(Rows from a figure dataset)
————————

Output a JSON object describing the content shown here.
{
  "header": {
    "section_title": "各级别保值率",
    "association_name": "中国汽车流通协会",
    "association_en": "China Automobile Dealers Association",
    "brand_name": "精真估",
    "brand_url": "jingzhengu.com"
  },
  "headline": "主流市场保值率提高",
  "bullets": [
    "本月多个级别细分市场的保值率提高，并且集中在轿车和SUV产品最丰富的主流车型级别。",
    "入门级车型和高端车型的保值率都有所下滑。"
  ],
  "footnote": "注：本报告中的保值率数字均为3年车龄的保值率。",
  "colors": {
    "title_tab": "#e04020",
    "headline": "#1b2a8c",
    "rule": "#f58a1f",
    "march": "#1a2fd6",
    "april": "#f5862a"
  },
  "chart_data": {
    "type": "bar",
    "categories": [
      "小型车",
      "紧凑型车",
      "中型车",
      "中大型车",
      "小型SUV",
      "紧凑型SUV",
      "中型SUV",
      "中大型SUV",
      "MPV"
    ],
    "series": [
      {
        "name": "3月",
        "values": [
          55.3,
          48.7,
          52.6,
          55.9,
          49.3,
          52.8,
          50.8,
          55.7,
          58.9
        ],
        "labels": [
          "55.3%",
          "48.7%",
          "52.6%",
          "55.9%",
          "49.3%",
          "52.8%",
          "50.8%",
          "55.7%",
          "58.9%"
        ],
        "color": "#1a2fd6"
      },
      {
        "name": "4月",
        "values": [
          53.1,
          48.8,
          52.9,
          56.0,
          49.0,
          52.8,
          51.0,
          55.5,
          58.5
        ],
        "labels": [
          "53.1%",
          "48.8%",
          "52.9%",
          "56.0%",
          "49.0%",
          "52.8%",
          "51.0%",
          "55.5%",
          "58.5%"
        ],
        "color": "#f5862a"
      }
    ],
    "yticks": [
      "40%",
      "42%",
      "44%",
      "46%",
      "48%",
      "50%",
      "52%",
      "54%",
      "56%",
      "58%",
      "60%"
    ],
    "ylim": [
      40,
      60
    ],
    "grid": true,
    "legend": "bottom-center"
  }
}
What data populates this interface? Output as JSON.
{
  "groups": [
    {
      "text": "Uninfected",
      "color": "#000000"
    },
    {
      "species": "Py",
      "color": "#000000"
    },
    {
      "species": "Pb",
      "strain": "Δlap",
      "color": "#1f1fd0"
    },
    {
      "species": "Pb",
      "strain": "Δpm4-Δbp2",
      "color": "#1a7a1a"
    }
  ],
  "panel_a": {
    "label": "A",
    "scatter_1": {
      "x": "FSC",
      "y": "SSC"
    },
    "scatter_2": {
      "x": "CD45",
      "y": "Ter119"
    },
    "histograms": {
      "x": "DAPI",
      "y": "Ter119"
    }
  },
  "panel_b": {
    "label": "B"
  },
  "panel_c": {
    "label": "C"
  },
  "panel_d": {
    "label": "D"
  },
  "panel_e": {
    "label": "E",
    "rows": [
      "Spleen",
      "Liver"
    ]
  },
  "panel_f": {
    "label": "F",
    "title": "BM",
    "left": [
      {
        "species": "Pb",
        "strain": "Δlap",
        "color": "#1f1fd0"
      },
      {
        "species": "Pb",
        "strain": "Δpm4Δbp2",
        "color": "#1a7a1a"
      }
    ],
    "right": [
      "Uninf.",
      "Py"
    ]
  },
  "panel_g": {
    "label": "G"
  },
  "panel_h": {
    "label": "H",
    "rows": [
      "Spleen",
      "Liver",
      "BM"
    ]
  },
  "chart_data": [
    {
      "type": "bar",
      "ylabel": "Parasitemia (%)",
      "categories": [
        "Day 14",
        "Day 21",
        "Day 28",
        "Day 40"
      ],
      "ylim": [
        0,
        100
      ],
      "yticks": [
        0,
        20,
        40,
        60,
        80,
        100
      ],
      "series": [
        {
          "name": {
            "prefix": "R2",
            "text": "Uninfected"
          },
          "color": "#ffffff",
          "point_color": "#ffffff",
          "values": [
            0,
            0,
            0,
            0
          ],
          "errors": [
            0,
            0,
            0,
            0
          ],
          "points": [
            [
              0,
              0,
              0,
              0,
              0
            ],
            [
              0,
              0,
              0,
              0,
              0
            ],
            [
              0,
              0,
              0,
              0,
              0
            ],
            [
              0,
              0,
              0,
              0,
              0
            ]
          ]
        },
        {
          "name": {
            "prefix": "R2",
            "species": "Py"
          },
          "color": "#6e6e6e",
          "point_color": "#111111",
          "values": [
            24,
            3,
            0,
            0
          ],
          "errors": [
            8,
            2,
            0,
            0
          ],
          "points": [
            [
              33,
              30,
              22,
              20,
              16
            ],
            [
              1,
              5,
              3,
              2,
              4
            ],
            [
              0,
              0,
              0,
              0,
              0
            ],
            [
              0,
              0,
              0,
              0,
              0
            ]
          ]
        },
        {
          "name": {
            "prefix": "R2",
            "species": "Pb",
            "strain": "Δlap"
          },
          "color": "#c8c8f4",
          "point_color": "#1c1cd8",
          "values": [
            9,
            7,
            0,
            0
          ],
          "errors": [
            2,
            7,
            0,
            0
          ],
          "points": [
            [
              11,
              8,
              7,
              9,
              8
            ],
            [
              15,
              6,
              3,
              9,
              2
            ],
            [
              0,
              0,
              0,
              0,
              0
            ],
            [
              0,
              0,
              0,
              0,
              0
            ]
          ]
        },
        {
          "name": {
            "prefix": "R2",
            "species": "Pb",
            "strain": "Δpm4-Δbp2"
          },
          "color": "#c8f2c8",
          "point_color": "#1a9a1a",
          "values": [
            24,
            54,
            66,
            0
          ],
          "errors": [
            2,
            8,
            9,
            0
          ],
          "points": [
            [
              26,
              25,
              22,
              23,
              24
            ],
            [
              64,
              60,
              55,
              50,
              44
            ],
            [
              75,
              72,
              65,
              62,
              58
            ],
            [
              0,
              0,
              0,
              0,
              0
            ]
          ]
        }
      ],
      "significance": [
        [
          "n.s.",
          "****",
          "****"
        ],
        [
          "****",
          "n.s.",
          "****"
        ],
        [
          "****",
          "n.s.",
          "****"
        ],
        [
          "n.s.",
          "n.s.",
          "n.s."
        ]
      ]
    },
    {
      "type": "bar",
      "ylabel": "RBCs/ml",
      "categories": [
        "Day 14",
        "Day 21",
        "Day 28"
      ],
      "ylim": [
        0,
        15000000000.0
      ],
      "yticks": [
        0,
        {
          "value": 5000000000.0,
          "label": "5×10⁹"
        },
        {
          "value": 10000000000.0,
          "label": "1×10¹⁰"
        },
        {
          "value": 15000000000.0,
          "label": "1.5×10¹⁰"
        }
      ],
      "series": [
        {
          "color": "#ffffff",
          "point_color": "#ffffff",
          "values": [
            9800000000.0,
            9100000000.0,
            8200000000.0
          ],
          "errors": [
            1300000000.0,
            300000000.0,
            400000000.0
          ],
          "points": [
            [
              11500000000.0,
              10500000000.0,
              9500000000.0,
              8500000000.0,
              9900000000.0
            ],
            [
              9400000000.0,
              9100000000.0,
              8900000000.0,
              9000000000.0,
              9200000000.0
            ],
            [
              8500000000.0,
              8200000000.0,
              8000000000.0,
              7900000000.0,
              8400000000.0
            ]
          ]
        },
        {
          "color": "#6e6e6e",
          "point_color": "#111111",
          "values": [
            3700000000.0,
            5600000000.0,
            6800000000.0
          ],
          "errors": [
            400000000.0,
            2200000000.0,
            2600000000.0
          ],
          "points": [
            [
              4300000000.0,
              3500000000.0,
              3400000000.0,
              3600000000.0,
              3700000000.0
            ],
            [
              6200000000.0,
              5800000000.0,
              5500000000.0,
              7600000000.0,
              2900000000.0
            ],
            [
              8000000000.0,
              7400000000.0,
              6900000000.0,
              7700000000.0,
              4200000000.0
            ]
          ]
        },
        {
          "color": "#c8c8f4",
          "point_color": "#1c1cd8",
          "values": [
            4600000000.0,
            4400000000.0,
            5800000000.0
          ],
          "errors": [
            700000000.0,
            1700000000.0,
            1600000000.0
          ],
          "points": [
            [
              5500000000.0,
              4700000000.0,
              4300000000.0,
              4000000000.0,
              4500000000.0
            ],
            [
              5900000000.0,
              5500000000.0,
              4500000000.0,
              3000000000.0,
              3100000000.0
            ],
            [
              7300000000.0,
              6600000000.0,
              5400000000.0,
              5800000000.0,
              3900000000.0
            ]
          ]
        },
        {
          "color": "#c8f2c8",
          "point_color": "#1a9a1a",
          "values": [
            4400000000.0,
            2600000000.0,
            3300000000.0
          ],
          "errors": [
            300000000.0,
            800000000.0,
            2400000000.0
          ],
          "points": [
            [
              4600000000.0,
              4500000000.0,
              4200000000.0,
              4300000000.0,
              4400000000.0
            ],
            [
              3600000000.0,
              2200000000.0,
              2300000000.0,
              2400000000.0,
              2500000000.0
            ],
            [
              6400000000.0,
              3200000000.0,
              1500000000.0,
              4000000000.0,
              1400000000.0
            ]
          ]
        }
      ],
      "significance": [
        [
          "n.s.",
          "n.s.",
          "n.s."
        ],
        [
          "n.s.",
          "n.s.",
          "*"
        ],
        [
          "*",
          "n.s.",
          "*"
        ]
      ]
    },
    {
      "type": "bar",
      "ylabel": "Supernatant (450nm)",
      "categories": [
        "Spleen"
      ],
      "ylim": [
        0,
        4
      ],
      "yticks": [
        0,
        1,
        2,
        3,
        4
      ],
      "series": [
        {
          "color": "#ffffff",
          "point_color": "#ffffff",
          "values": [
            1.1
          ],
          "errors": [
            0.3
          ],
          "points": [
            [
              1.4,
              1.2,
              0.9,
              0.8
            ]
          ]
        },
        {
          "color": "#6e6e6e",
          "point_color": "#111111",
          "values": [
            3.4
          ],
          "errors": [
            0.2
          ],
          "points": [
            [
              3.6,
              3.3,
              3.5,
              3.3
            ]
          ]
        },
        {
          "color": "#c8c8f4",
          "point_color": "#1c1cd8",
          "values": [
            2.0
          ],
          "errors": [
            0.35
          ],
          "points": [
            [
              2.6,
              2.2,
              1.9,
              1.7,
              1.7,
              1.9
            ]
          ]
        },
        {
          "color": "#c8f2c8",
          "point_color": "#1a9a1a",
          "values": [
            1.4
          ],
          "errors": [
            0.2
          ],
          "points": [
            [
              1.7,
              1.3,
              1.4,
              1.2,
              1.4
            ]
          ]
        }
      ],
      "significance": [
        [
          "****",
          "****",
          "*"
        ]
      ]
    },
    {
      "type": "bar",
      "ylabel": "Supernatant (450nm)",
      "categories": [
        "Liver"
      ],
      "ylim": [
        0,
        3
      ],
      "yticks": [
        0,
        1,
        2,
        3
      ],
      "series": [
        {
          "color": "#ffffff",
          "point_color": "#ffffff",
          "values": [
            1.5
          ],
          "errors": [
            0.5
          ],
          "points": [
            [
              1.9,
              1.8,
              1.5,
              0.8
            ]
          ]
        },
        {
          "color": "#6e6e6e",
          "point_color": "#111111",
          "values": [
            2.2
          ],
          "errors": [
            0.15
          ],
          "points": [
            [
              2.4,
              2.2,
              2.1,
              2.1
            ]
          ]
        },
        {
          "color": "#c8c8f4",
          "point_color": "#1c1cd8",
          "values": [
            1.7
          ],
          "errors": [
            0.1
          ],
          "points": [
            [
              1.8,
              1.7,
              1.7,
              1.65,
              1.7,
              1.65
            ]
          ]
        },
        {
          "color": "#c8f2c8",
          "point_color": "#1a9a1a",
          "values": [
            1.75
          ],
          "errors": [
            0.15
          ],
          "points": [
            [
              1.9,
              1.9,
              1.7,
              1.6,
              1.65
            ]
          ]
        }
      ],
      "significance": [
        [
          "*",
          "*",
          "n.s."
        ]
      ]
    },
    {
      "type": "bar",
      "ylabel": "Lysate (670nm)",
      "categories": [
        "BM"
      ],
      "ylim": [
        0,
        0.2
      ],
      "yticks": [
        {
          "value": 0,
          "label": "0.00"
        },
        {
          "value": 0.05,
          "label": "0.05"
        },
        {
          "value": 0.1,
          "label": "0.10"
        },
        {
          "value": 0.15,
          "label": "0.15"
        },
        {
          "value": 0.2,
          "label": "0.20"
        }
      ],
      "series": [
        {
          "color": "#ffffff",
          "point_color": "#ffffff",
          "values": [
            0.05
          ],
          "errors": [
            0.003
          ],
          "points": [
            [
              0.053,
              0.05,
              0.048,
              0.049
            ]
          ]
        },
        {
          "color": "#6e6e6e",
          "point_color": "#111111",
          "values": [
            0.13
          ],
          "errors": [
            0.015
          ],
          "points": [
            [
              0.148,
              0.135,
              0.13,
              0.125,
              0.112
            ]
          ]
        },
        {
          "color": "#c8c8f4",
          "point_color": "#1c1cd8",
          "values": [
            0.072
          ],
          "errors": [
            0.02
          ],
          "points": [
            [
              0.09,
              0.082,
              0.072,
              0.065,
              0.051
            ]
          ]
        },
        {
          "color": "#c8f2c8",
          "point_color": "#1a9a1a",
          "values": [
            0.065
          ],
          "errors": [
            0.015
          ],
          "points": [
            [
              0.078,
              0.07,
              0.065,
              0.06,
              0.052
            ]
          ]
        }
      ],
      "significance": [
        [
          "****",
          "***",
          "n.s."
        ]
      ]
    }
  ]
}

————————

* WHAT THE EXERCISE ASKS *
Copy all the lines above that hold the string "JSON".

* FINISHED ANSWER *
Output a JSON object describing the content shown here.
What data populates this interface? Output as JSON.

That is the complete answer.